PROBLEM DETAILS.
Copy every line in the records below that contains the word "Number".

MATERIAL SUPPLIED.

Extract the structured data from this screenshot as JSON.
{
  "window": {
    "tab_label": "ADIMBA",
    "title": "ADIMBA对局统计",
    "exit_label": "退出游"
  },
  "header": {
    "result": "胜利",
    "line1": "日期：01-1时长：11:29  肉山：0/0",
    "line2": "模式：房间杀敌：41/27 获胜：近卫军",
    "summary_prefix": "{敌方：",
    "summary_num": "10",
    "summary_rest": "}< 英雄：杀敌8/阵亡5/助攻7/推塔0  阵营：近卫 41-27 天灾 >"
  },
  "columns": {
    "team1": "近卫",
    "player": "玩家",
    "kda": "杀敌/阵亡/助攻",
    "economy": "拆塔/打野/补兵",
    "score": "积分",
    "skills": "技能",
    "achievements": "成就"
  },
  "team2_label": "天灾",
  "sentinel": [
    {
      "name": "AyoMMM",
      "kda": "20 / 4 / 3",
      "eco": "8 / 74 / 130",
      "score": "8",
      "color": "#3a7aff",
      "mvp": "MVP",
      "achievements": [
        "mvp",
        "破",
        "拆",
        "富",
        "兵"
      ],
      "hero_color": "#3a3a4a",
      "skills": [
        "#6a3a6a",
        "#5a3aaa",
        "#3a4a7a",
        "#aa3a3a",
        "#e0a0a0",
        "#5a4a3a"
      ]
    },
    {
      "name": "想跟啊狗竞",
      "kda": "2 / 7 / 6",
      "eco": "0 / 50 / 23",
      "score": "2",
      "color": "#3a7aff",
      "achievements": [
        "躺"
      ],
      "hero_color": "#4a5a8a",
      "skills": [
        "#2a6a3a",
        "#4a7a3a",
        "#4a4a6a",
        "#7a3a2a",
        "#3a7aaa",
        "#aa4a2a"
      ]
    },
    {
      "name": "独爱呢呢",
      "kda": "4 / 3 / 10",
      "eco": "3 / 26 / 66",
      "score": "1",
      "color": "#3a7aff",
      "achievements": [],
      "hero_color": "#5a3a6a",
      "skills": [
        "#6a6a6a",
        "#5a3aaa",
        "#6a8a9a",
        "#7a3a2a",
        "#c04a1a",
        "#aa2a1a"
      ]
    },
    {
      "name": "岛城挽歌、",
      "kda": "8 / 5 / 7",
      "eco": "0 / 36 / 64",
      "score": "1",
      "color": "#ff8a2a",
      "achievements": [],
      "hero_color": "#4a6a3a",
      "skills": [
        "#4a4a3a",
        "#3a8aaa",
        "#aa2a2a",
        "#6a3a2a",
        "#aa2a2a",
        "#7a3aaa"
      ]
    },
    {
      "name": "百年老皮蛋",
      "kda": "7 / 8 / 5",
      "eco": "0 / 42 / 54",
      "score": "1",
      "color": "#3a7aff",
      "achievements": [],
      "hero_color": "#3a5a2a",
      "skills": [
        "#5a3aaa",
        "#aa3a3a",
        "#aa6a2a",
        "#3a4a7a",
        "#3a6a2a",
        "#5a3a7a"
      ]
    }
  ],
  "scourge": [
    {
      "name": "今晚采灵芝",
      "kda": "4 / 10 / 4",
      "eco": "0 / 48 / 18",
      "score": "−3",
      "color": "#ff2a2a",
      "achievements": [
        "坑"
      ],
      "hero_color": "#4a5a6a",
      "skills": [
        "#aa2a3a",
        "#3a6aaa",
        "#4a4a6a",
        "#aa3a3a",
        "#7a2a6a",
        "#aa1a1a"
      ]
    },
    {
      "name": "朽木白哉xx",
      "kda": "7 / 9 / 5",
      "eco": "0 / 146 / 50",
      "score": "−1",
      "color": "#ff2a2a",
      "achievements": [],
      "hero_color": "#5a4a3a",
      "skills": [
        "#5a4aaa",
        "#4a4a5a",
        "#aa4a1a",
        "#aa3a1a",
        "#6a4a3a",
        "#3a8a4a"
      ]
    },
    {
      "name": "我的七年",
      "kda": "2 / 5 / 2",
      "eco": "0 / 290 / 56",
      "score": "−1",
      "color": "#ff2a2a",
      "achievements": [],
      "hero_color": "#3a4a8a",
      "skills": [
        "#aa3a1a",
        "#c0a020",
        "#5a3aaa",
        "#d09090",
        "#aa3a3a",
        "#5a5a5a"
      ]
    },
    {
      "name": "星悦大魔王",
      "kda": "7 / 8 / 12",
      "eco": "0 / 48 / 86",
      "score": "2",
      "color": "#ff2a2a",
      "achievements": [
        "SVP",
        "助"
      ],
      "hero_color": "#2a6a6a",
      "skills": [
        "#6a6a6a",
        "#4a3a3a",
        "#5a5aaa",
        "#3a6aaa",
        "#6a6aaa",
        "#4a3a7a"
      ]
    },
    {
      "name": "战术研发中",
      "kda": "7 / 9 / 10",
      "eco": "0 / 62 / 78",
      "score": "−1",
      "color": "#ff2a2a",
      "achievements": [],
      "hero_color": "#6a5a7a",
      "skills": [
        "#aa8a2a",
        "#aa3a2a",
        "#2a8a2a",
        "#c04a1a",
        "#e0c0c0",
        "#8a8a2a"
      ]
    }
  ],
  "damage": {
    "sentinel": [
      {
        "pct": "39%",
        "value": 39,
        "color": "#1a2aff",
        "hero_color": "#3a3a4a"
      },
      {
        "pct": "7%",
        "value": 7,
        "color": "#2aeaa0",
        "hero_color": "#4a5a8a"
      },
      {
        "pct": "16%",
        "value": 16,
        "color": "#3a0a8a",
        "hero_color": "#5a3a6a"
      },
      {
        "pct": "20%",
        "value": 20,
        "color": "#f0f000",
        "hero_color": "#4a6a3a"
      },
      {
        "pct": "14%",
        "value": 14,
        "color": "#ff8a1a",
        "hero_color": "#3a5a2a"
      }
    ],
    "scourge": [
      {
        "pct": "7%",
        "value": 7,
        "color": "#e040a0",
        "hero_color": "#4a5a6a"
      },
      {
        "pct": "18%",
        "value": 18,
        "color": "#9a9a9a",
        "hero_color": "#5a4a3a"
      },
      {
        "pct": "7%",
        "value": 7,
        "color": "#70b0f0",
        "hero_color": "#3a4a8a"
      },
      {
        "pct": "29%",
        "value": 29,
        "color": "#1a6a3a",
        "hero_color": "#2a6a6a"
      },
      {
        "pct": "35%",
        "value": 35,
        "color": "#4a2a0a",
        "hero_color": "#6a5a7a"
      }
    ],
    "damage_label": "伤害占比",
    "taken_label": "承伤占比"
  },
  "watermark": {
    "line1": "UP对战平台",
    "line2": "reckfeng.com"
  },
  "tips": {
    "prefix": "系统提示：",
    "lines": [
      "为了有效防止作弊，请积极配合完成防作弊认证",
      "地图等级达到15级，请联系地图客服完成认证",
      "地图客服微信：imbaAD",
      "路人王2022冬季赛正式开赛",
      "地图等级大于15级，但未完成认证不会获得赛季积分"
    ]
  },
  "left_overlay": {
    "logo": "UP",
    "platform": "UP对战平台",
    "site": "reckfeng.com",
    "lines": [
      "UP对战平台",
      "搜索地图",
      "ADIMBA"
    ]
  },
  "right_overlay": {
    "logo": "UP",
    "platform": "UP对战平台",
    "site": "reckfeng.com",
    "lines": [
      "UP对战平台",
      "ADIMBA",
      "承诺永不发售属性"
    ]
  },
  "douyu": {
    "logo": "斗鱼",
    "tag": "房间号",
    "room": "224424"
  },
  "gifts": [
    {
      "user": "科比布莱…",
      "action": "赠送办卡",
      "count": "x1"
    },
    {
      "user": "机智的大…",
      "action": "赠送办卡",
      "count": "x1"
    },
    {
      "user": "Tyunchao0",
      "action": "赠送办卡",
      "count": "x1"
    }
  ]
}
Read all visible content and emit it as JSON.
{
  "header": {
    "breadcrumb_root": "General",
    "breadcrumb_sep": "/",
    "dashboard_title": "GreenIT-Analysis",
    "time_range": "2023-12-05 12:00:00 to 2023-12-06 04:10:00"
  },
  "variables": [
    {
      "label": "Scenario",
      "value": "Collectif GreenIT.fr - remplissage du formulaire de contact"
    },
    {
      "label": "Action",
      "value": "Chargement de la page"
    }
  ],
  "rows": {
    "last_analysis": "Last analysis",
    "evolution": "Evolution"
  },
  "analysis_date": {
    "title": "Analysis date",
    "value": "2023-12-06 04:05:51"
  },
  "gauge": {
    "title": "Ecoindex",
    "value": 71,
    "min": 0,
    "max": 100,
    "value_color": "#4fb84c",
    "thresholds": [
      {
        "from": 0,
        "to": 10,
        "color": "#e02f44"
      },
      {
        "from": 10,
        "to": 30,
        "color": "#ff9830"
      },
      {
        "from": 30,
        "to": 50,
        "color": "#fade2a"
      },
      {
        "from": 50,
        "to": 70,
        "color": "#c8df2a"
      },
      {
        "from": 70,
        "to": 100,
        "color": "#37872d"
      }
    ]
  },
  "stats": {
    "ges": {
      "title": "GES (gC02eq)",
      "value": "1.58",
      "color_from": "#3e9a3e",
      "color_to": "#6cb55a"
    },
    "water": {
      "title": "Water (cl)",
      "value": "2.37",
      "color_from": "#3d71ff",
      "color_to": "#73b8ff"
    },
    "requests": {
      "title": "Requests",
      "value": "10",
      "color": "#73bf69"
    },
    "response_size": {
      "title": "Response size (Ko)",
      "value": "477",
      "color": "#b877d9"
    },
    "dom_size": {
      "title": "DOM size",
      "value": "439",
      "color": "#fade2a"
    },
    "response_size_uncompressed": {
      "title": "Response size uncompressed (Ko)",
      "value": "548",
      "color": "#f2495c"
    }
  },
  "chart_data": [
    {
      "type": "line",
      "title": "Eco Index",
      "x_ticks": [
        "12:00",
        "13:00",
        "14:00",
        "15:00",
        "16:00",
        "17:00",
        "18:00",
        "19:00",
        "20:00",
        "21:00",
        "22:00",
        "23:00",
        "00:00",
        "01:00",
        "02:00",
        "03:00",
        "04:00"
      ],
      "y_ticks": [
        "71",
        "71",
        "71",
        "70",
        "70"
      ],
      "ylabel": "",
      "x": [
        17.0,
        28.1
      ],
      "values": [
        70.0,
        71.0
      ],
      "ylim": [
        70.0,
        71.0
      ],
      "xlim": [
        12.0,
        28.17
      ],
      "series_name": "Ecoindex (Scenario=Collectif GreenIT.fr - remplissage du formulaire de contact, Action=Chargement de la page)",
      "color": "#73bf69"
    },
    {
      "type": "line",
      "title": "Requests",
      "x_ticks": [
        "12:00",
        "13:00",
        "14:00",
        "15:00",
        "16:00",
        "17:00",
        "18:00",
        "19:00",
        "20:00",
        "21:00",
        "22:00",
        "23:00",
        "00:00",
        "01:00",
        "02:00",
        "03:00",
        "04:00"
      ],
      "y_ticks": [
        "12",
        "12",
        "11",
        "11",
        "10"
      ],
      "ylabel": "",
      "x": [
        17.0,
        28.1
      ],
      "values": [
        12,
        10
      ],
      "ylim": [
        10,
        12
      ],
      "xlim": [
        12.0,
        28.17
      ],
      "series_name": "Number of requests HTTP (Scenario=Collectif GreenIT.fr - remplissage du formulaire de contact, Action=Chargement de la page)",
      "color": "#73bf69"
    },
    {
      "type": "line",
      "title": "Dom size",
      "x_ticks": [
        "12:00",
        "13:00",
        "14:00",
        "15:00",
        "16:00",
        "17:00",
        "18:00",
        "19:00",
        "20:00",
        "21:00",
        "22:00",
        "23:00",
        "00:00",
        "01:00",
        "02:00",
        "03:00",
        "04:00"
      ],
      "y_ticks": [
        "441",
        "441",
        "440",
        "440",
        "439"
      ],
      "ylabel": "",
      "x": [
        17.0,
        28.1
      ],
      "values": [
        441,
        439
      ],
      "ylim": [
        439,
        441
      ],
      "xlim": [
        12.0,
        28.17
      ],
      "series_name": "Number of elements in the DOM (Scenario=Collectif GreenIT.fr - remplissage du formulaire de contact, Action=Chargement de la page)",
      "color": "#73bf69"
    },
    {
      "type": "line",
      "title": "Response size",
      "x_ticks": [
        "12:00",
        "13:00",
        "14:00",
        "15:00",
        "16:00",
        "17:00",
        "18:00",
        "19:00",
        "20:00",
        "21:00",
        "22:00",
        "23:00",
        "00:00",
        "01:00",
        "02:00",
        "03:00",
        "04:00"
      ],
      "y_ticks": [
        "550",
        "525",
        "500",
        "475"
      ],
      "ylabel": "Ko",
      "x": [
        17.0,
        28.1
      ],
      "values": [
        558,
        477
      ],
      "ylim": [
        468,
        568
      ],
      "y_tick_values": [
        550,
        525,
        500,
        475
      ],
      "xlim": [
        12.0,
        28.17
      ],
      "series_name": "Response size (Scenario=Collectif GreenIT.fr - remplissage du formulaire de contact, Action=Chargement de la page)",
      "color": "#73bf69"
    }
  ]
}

TASK RESULT.
      "series_name": "Number of requests HTTP (Scenario=Collectif GreenIT.fr - remplissage du formulaire de contact, Action=Chargement de la page)",
      "series_name": "Number of elements in the DOM (Scenario=Collectif GreenIT.fr - remplissage du formulaire de contact, Action=Chargement de la page)",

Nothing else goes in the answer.